Extracted records:
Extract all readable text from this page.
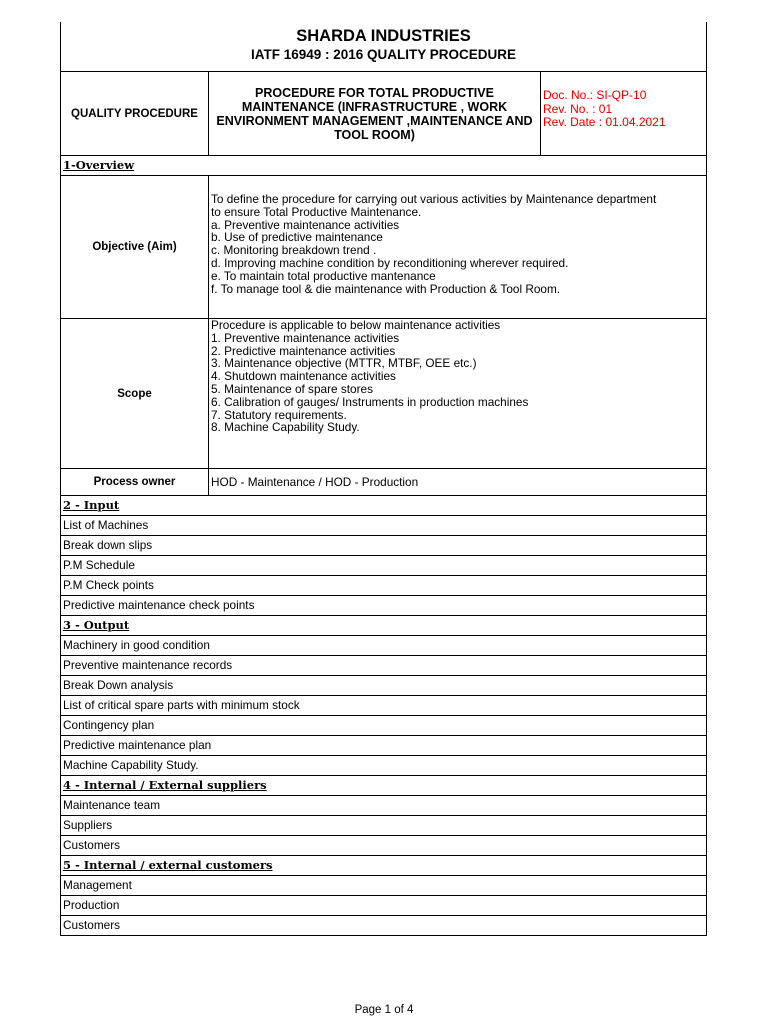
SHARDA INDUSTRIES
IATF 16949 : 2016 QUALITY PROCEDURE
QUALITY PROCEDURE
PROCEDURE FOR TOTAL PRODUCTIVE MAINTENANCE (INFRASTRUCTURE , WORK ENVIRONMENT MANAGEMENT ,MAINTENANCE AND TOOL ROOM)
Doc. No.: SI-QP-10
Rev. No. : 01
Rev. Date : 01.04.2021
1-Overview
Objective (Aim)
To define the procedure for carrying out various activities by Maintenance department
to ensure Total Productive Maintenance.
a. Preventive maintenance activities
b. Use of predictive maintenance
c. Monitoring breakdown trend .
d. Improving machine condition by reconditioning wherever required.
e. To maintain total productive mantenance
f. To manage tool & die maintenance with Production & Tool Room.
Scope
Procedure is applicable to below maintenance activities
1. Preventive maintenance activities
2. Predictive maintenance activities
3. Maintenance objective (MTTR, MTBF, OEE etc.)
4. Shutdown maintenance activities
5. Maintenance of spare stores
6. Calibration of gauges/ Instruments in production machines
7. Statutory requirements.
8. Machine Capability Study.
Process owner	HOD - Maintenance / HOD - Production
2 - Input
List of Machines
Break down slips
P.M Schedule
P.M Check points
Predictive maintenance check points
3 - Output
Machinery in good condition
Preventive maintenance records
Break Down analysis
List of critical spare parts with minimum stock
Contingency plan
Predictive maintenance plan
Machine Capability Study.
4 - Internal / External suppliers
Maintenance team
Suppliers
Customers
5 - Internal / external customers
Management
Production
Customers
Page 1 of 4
--
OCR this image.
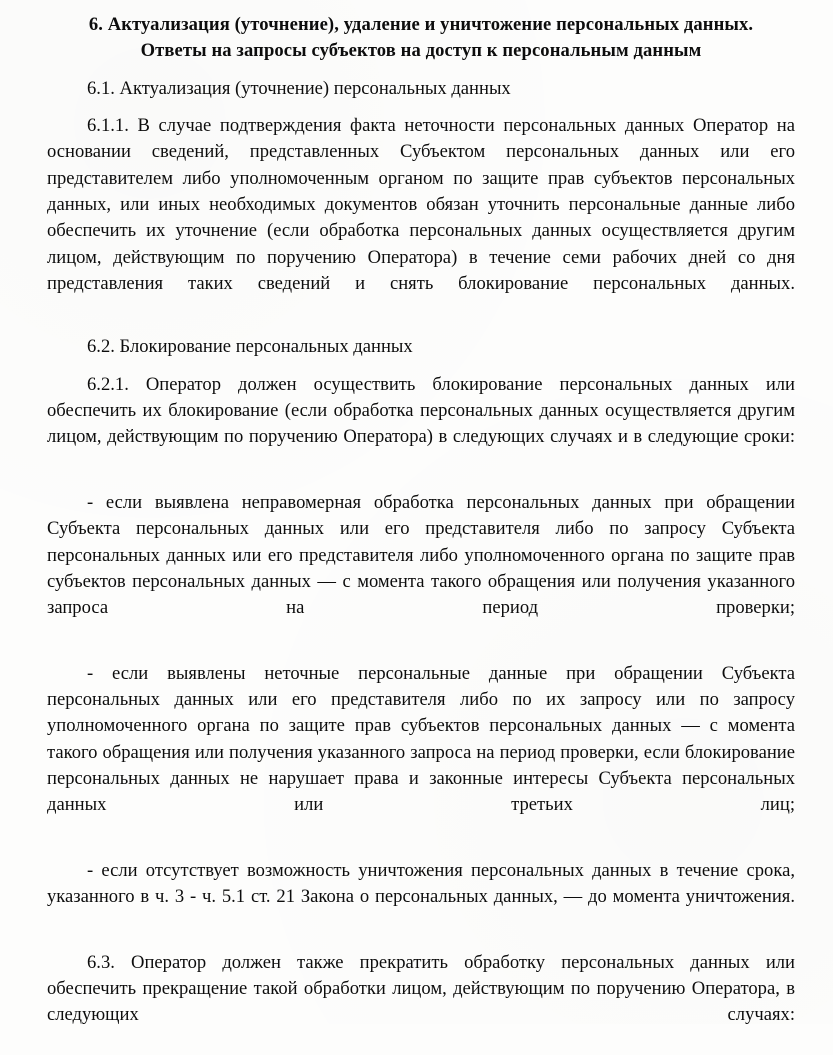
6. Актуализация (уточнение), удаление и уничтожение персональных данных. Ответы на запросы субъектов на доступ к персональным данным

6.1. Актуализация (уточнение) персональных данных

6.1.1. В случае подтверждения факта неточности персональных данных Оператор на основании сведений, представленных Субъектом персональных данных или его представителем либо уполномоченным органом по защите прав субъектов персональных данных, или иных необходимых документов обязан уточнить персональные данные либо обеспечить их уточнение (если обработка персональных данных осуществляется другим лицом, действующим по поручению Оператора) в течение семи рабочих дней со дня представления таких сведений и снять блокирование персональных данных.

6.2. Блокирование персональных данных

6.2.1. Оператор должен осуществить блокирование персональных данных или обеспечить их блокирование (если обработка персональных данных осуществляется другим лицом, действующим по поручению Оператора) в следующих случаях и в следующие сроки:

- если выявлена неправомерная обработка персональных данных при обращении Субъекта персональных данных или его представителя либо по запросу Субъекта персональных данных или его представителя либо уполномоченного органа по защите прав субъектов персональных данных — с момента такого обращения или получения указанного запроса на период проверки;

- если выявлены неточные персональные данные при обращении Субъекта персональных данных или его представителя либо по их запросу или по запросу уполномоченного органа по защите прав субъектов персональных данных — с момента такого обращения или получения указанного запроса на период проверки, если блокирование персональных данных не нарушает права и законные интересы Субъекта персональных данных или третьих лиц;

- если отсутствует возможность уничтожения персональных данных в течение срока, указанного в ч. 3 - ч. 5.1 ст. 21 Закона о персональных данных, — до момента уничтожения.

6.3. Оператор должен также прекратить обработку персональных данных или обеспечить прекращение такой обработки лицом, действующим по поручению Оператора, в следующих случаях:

EXERCISE DIRECTIONS: Filter lines by "Capability" and return each hit.

OUTPUT OF THE EXERCISE:
8. Machine Capability Study.
Machine Capability Study.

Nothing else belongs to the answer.